# TASK INPUTS start
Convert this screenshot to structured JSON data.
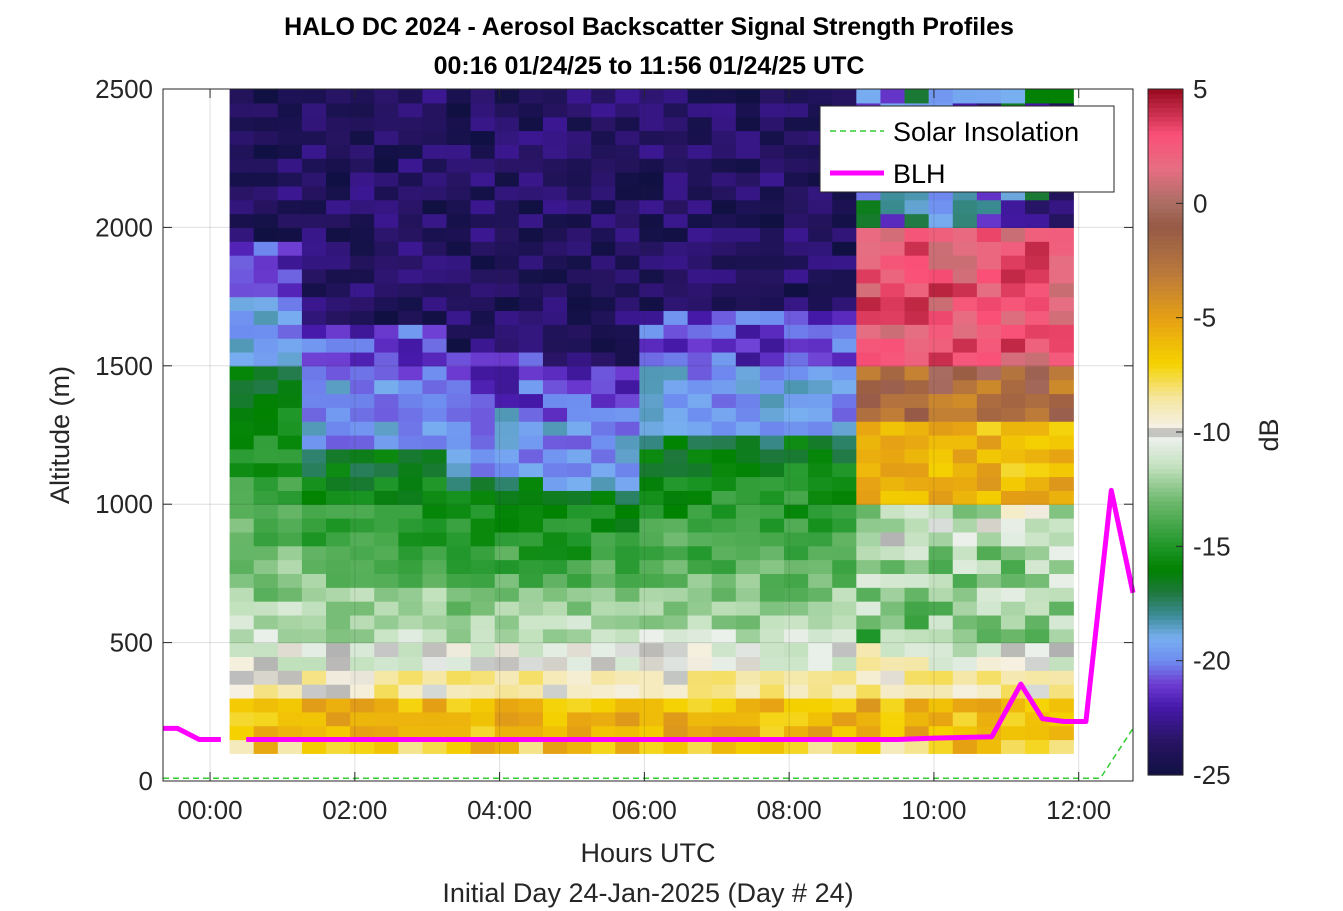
{
  "chart_data": {
    "type": "heatmap",
    "title_line1": "HALO DC 2024 - Aerosol Backscatter Signal Strength Profiles",
    "title_line2": "00:16 01/24/25 to 11:56 01/24/25  UTC",
    "xlabel": "Hours UTC",
    "xlabel2": "Initial Day 24-Jan-2025 (Day # 24)",
    "ylabel": "Altitude (m)",
    "colorbar_label": "dB",
    "xlim_hours": [
      -0.65,
      12.75
    ],
    "ylim": [
      0,
      2500
    ],
    "x_ticks": [
      {
        "value": 0,
        "label": "00:00"
      },
      {
        "value": 2,
        "label": "02:00"
      },
      {
        "value": 4,
        "label": "04:00"
      },
      {
        "value": 6,
        "label": "06:00"
      },
      {
        "value": 8,
        "label": "08:00"
      },
      {
        "value": 10,
        "label": "10:00"
      },
      {
        "value": 12,
        "label": "12:00"
      }
    ],
    "y_ticks": [
      {
        "value": 0,
        "label": "0"
      },
      {
        "value": 500,
        "label": "500"
      },
      {
        "value": 1000,
        "label": "1000"
      },
      {
        "value": 1500,
        "label": "1500"
      },
      {
        "value": 2000,
        "label": "2000"
      },
      {
        "value": 2500,
        "label": "2500"
      }
    ],
    "clim": [
      -25,
      5
    ],
    "colorbar_ticks": [
      {
        "value": 5,
        "label": "5"
      },
      {
        "value": 0,
        "label": "0"
      },
      {
        "value": -5,
        "label": "-5"
      },
      {
        "value": -10,
        "label": "-10"
      },
      {
        "value": -15,
        "label": "-15"
      },
      {
        "value": -20,
        "label": "-20"
      },
      {
        "value": -25,
        "label": "-25"
      }
    ],
    "grid": true,
    "legend": {
      "position": "top-right",
      "entries": [
        {
          "label": "Solar Insolation",
          "color": "#33cc33",
          "style": "dashed"
        },
        {
          "label": "BLH",
          "color": "#ff00ff",
          "style": "solid"
        }
      ]
    },
    "heatmap": {
      "time_start_hours": 0.27,
      "time_step_hours": 0.333,
      "alt_start_m": 100,
      "alt_step_m": 50,
      "n_times": 35,
      "n_alts": 48
    },
    "blh_series": [
      {
        "name": "BLH",
        "color": "#ff00ff",
        "segments": [
          [
            [
              -0.65,
              190
            ],
            [
              -0.45,
              190
            ],
            [
              -0.15,
              150
            ],
            [
              0.15,
              150
            ]
          ],
          [
            [
              0.5,
              150
            ],
            [
              2,
              150
            ],
            [
              4,
              150
            ],
            [
              5.5,
              150
            ],
            [
              6,
              150
            ],
            [
              8,
              150
            ],
            [
              9.5,
              150
            ],
            [
              10,
              155
            ],
            [
              10.8,
              160
            ],
            [
              11.2,
              350
            ],
            [
              11.5,
              225
            ],
            [
              11.8,
              215
            ],
            [
              12.1,
              215
            ],
            [
              12.45,
              1050
            ],
            [
              12.75,
              680
            ]
          ]
        ]
      },
      {
        "name": "Solar Insolation",
        "color": "#33cc33",
        "points": [
          [
            -0.65,
            10
          ],
          [
            12.3,
            10
          ],
          [
            12.75,
            190
          ]
        ]
      }
    ]
  }
}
# TASK INPUTS end
● TO DO: Restate the whole of the material word for word without the pictures.

● SOLUTION TO THIS EXERCISE:
Convert this screenshot to structured JSON data.
{
  "chart_data": {
    "type": "heatmap",
    "title_line1": "HALO DC 2024 - Aerosol Backscatter Signal Strength Profiles",
    "title_line2": "00:16 01/24/25 to 11:56 01/24/25  UTC",
    "xlabel": "Hours UTC",
    "xlabel2": "Initial Day 24-Jan-2025 (Day # 24)",
    "ylabel": "Altitude (m)",
    "colorbar_label": "dB",
    "xlim_hours": [
      -0.65,
      12.75
    ],
    "ylim": [
      0,
      2500
    ],
    "x_ticks": [
      {
        "value": 0,
        "label": "00:00"
      },
      {
        "value": 2,
        "label": "02:00"
      },
      {
        "value": 4,
        "label": "04:00"
      },
      {
        "value": 6,
        "label": "06:00"
      },
      {
        "value": 8,
        "label": "08:00"
      },
      {
        "value": 10,
        "label": "10:00"
      },
      {
        "value": 12,
        "label": "12:00"
      }
    ],
    "y_ticks": [
      {
        "value": 0,
        "label": "0"
      },
      {
        "value": 500,
        "label": "500"
      },
      {
        "value": 1000,
        "label": "1000"
      },
      {
        "value": 1500,
        "label": "1500"
      },
      {
        "value": 2000,
        "label": "2000"
      },
      {
        "value": 2500,
        "label": "2500"
      }
    ],
    "clim": [
      -25,
      5
    ],
    "colorbar_ticks": [
      {
        "value": 5,
        "label": "5"
      },
      {
        "value": 0,
        "label": "0"
      },
      {
        "value": -5,
        "label": "-5"
      },
      {
        "value": -10,
        "label": "-10"
      },
      {
        "value": -15,
        "label": "-15"
      },
      {
        "value": -20,
        "label": "-20"
      },
      {
        "value": -25,
        "label": "-25"
      }
    ],
    "grid": true,
    "legend": {
      "position": "top-right",
      "entries": [
        {
          "label": "Solar Insolation",
          "color": "#33cc33",
          "style": "dashed"
        },
        {
          "label": "BLH",
          "color": "#ff00ff",
          "style": "solid"
        }
      ]
    },
    "heatmap": {
      "time_start_hours": 0.27,
      "time_step_hours": 0.333,
      "alt_start_m": 100,
      "alt_step_m": 50,
      "n_times": 35,
      "n_alts": 48
    },
    "blh_series": [
      {
        "name": "BLH",
        "color": "#ff00ff",
        "segments": [
          [
            [
              -0.65,
              190
            ],
            [
              -0.45,
              190
            ],
            [
              -0.15,
              150
            ],
            [
              0.15,
              150
            ]
          ],
          [
            [
              0.5,
              150
            ],
            [
              2,
              150
            ],
            [
              4,
              150
            ],
            [
              5.5,
              150
            ],
            [
              6,
              150
            ],
            [
              8,
              150
            ],
            [
              9.5,
              150
            ],
            [
              10,
              155
            ],
            [
              10.8,
              160
            ],
            [
              11.2,
              350
            ],
            [
              11.5,
              225
            ],
            [
              11.8,
              215
            ],
            [
              12.1,
              215
            ],
            [
              12.45,
              1050
            ],
            [
              12.75,
              680
            ]
          ]
        ]
      },
      {
        "name": "Solar Insolation",
        "color": "#33cc33",
        "points": [
          [
            -0.65,
            10
          ],
          [
            12.3,
            10
          ],
          [
            12.75,
            190
          ]
        ]
      }
    ]
  }
}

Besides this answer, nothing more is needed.